• _EXERCISE PROMPT_: Go through the records and copy each line where the word "vàng" occurs.

• _EXTRACTED MATERIAL_:
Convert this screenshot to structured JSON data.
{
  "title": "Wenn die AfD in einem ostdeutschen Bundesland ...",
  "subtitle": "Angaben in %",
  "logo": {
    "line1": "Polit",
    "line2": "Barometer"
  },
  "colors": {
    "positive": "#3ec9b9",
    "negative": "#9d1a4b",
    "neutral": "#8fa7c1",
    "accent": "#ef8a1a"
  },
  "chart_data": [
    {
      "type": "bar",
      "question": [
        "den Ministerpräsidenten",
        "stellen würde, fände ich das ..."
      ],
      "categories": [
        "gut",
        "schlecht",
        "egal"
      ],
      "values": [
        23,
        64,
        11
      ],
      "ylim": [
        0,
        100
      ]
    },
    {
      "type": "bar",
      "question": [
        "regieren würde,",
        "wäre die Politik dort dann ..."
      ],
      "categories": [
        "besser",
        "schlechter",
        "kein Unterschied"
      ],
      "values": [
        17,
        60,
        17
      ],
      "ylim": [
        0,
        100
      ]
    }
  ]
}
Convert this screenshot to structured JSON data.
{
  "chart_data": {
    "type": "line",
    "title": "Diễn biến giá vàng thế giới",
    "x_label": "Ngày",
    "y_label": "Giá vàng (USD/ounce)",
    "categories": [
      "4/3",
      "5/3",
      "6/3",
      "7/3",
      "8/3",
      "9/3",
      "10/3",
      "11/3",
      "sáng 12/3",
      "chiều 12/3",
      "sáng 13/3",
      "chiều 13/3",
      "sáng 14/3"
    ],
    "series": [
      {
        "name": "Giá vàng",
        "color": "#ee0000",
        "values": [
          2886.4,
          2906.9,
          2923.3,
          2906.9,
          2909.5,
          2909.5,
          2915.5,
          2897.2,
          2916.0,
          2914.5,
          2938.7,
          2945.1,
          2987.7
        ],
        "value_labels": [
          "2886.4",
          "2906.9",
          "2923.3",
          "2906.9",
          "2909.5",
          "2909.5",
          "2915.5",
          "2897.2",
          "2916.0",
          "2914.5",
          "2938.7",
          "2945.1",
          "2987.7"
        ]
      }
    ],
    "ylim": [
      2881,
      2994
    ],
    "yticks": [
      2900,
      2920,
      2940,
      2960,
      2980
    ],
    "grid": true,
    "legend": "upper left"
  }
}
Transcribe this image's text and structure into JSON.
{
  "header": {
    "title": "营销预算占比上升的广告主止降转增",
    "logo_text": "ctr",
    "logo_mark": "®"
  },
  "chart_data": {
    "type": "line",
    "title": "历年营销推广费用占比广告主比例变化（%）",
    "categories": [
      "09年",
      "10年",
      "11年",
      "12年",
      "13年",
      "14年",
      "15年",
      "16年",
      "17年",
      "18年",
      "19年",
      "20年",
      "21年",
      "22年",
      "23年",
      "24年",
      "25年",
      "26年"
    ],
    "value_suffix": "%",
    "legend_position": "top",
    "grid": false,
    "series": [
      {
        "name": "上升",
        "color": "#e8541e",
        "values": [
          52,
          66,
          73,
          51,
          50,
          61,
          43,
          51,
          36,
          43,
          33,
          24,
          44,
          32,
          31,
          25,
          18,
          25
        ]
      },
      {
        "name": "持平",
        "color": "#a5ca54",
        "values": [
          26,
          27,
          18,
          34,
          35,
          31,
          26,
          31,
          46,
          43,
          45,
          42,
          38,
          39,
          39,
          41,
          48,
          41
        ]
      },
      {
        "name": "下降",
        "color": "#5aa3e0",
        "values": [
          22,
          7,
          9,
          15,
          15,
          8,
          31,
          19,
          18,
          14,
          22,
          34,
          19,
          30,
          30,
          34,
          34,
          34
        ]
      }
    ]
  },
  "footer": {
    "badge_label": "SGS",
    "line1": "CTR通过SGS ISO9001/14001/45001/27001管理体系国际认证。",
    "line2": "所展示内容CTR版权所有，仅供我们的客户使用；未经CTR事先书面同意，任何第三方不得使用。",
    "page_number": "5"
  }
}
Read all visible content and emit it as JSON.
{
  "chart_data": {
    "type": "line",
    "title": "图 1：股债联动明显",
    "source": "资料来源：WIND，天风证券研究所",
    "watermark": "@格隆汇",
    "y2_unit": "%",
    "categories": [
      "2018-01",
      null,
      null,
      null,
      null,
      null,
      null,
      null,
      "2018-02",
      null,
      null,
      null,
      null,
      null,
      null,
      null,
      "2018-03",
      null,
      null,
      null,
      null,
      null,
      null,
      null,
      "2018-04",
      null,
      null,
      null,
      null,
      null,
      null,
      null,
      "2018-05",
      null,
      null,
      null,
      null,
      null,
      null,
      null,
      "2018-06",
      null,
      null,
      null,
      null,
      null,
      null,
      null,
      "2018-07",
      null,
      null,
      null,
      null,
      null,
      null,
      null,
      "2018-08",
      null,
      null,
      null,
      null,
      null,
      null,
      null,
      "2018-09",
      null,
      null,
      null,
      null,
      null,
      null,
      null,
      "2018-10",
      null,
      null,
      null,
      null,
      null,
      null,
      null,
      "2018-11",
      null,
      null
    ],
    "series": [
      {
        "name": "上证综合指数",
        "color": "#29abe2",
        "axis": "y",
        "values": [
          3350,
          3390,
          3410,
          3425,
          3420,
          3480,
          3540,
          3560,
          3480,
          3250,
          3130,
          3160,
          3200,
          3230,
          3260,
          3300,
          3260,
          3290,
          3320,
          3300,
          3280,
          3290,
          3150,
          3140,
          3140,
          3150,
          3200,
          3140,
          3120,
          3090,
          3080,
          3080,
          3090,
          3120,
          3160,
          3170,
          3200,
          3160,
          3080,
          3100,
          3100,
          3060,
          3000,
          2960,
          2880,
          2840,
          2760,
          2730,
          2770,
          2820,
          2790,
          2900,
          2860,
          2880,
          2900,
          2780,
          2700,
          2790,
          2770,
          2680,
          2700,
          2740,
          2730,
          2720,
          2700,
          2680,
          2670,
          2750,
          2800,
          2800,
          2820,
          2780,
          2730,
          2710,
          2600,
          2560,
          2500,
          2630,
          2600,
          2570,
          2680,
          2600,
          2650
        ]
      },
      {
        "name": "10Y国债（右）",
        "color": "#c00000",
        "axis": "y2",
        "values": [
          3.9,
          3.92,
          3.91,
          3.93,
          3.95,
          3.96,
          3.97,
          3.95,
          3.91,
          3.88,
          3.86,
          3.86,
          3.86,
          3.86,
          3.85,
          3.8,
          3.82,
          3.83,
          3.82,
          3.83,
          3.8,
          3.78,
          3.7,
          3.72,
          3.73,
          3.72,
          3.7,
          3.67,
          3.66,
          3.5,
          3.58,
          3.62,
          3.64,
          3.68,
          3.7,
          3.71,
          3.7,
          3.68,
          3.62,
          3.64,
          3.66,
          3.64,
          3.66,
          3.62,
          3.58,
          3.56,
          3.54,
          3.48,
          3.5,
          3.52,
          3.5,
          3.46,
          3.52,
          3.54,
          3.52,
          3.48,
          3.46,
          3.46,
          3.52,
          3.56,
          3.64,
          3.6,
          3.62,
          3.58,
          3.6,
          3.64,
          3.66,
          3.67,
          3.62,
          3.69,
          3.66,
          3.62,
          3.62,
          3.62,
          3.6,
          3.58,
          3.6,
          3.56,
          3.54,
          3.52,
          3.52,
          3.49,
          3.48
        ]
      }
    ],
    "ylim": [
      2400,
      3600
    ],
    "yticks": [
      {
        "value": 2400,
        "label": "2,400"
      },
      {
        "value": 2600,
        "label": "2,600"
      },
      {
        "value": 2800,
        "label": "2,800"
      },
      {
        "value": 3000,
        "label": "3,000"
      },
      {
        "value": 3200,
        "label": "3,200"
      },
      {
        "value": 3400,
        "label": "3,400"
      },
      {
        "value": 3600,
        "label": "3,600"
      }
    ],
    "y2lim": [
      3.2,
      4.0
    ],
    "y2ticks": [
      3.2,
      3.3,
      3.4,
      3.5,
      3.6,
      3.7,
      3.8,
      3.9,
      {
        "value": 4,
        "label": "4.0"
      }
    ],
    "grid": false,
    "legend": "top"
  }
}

• _FINISHED EXERCISE_:
    "title": "Diễn biến giá vàng thế giới",
    "y_label": "Giá vàng (USD/ounce)",
        "name": "Giá vàng",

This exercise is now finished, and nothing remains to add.